**Prompt**: For the data below, report only the number of lines containing the string "располагаться".
☆ ☆ ☆
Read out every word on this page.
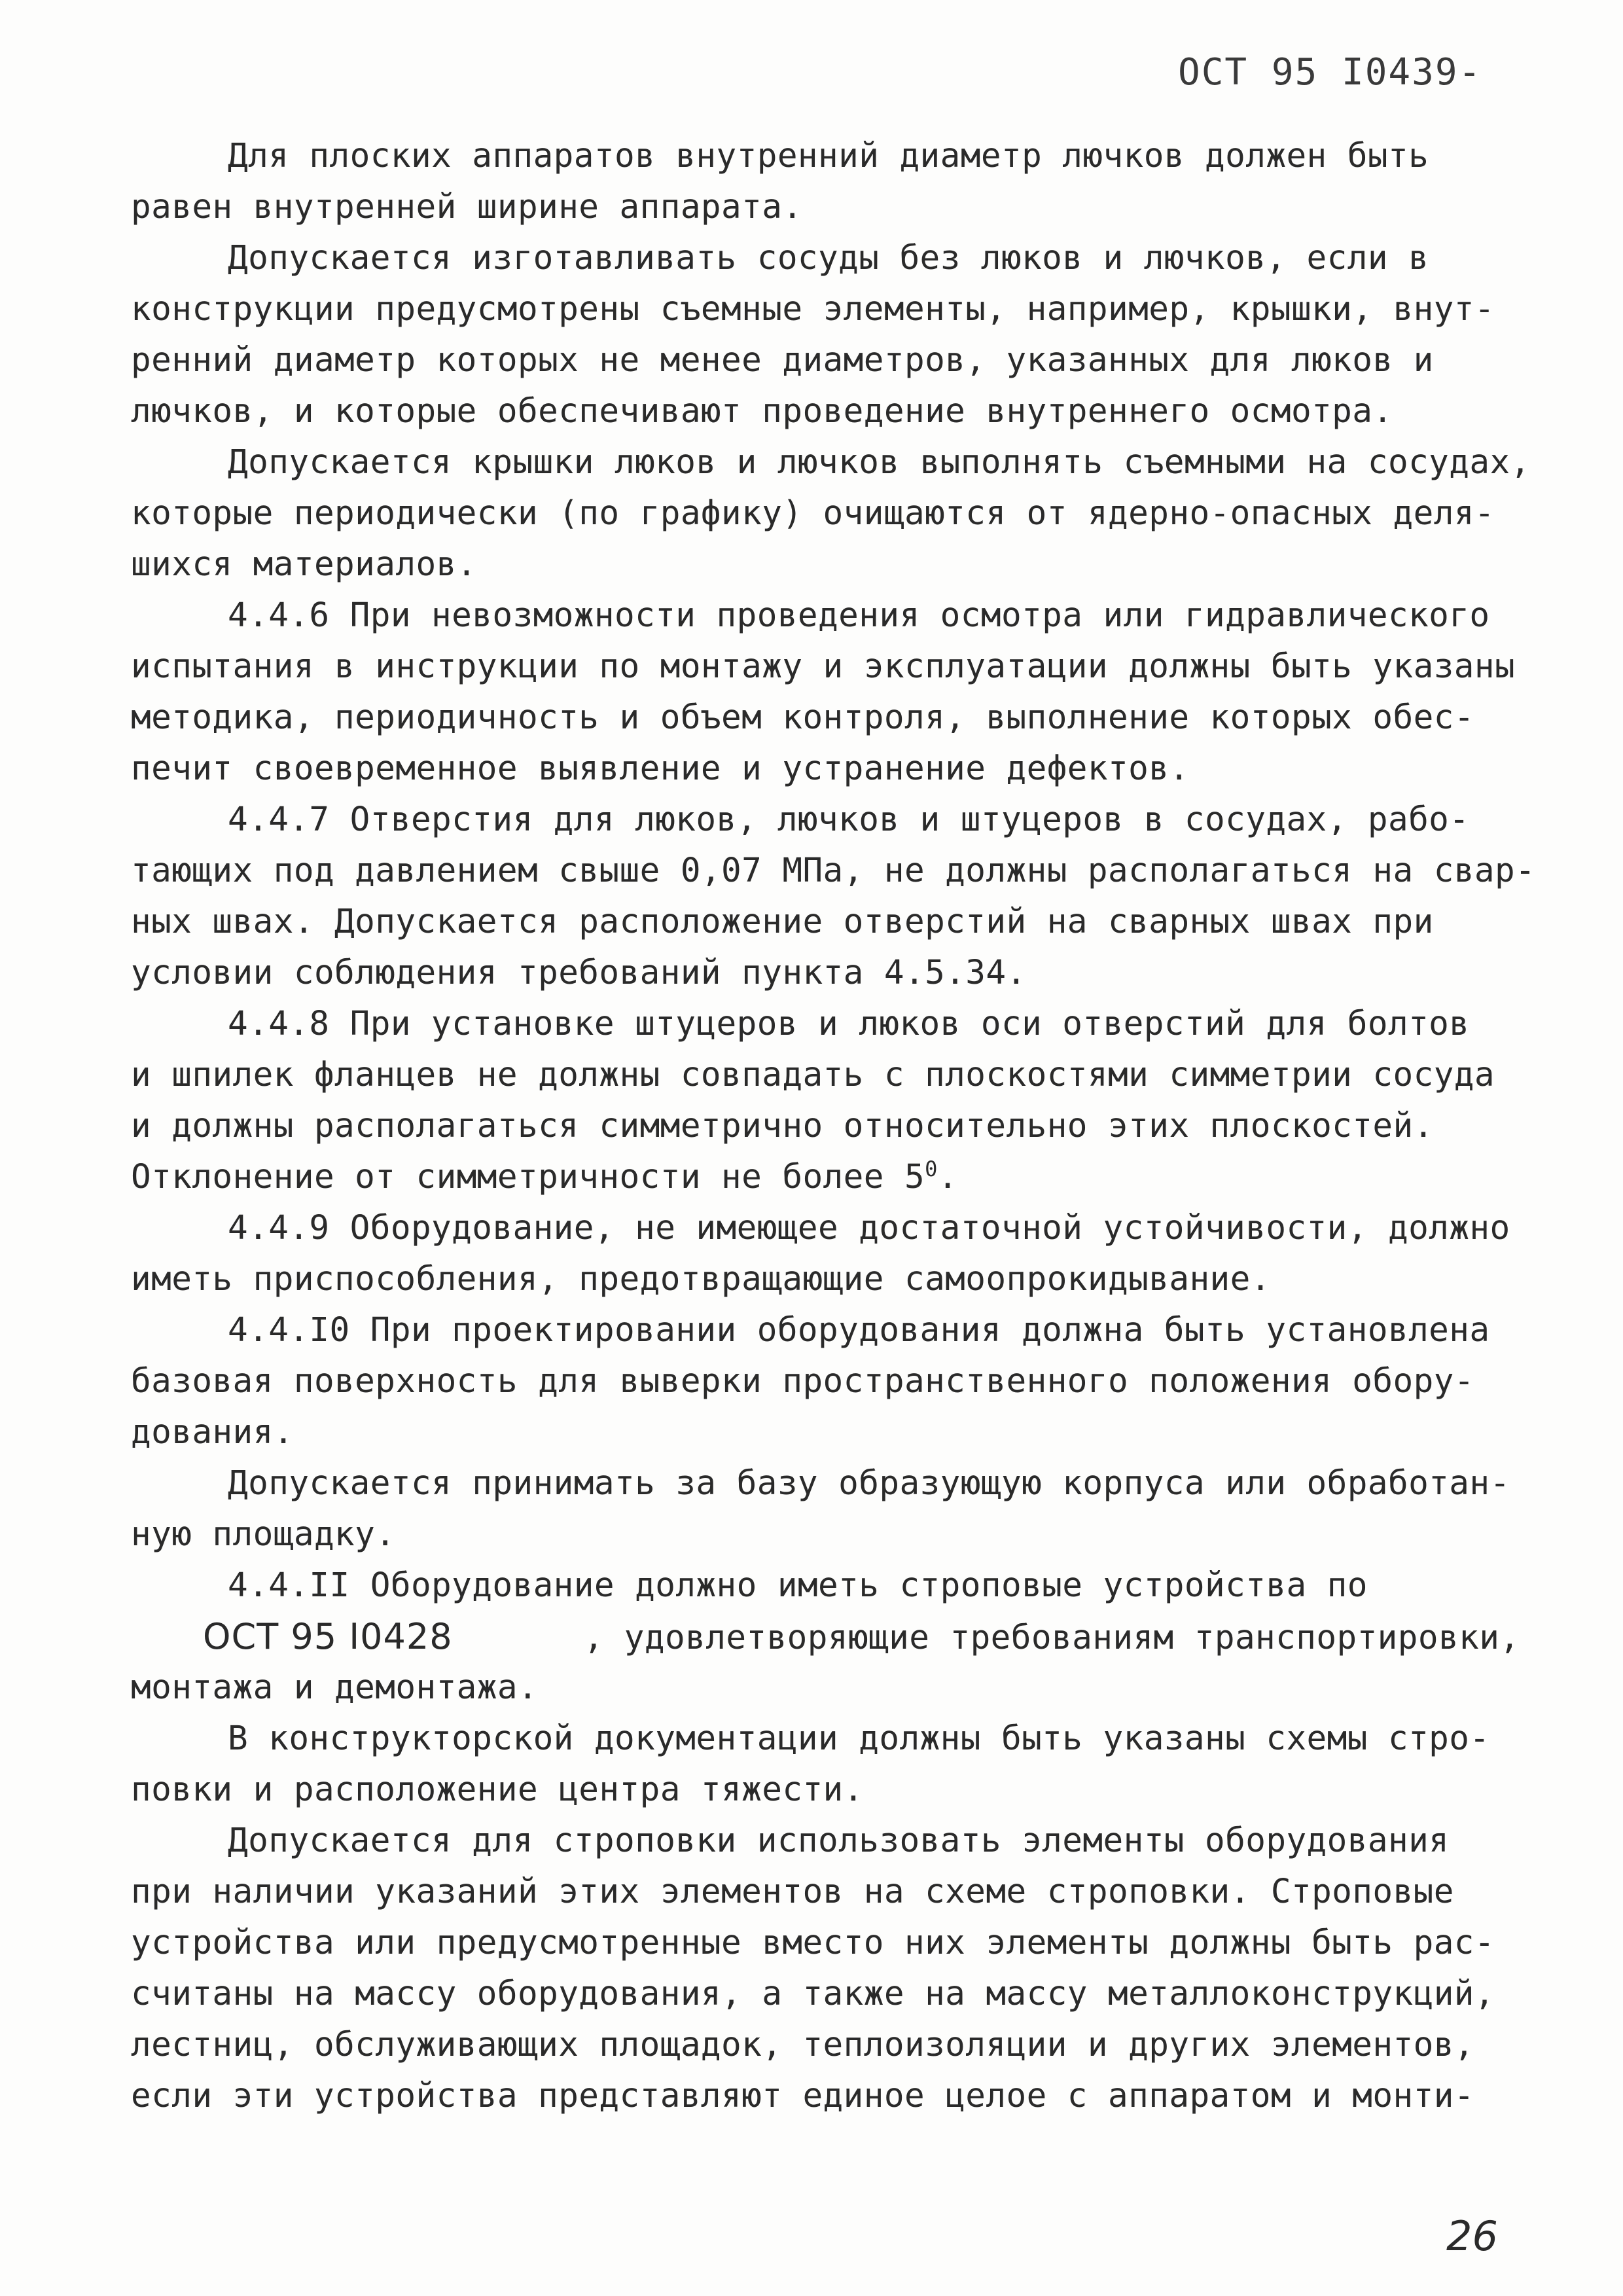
ОСТ 95 I0439-
Для плоских аппаратов внутренний диаметр лючков должен быть
равен внутренней ширине аппарата.
Допускается изготавливать сосуды без люков и лючков, если в
конструкции предусмотрены съемные элементы, например, крышки, внут-
ренний диаметр которых не менее диаметров, указанных для люков и
лючков, и которые обеспечивают проведение внутреннего осмотра.
Допускается крышки люков и лючков выполнять съемными на сосудах,
которые периодически (по графику) очищаются от ядерно-опасных деля-
шихся материалов.
4.4.6 При невозможности проведения осмотра или гидравлического
испытания в инструкции по монтажу и эксплуатации должны быть указаны
методика, периодичность и объем контроля, выполнение которых обес-
печит своевременное выявление и устранение дефектов.
4.4.7 Отверстия для люков, лючков и штуцеров в сосудах, рабо-
тающих под давлением свыше 0,07 МПа, не должны располагаться на свар-
ных швах. Допускается расположение отверстий на сварных швах при
условии соблюдения требований пункта 4.5.34.
4.4.8 При установке штуцеров и люков оси отверстий для болтов
и шпилек фланцев не должны совпадать с плоскостями симметрии сосуда
и должны располагаться симметрично относительно этих плоскостей.
Отклонение от симметричности не более $5^0$.
4.4.9 Оборудование, не имеющее достаточной устойчивости, должно
иметь приспособления, предотвращающие самоопрокидывание.
4.4.I0 При проектировании оборудования должна быть установлена
базовая поверхность для выверки пространственного положения обору-
дования.
Допускается принимать за базу образующую корпуса или обработан-
ную площадку.
4.4.II Оборудование должно иметь строповые устройства по
ОСТ 95 I0428	, удовлетворяющие требованиям транспортировки,
монтажа и демонтажа.
В конструкторской документации должны быть указаны схемы стро-
повки и расположение центра тяжести.
Допускается для строповки использовать элементы оборудования
при наличии указаний этих элементов на схеме строповки. Строповые
устройства или предусмотренные вместо них элементы должны быть рас-
считаны на массу оборудования, а также на массу металлоконструкций,
лестниц, обслуживающих площадок, теплоизоляции и других элементов,
если эти устройства представляют единое целое с аппаратом и монти-
26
☆ ☆ ☆
**Solution for this exercise**: 2